### OBJECTIVE
Skip the images and copy each record exactly as written.
### SUPPLIED RECORDS ###
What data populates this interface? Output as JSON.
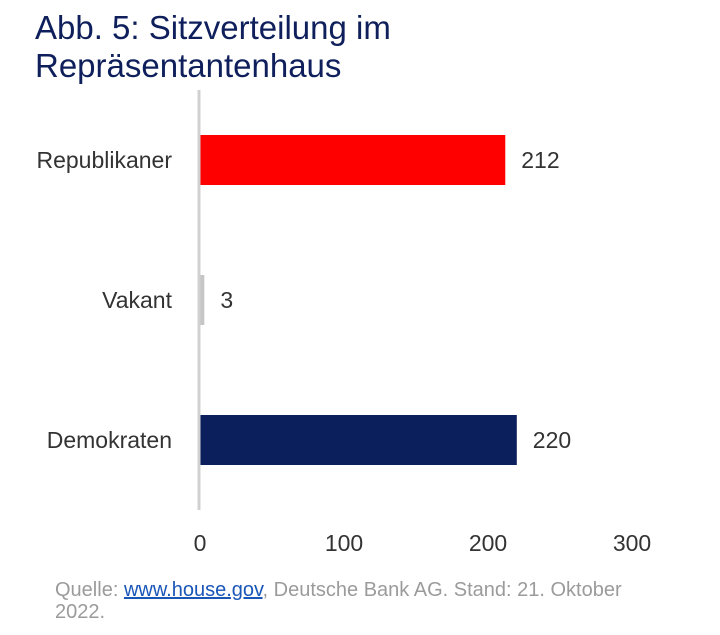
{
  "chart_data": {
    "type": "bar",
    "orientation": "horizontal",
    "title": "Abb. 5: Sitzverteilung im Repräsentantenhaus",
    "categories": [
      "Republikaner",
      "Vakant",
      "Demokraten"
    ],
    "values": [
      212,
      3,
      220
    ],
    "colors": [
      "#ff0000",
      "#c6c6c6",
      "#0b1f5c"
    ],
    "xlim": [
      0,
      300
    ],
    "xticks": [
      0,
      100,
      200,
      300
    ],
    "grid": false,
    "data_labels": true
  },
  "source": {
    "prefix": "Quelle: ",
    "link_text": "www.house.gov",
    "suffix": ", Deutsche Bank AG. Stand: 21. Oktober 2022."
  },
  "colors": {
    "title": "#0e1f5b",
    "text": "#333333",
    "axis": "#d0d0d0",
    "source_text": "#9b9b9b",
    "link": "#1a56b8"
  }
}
###
### RESPONSE
What data populates this interface? Output as JSON.
{
  "chart_data": {
    "type": "bar",
    "orientation": "horizontal",
    "title": "Abb. 5: Sitzverteilung im Repräsentantenhaus",
    "categories": [
      "Republikaner",
      "Vakant",
      "Demokraten"
    ],
    "values": [
      212,
      3,
      220
    ],
    "colors": [
      "#ff0000",
      "#c6c6c6",
      "#0b1f5c"
    ],
    "xlim": [
      0,
      300
    ],
    "xticks": [
      0,
      100,
      200,
      300
    ],
    "grid": false,
    "data_labels": true
  },
  "source": {
    "prefix": "Quelle: ",
    "link_text": "www.house.gov",
    "suffix": ", Deutsche Bank AG. Stand: 21. Oktober 2022."
  },
  "colors": {
    "title": "#0e1f5b",
    "text": "#333333",
    "axis": "#d0d0d0",
    "source_text": "#9b9b9b",
    "link": "#1a56b8"
  }
}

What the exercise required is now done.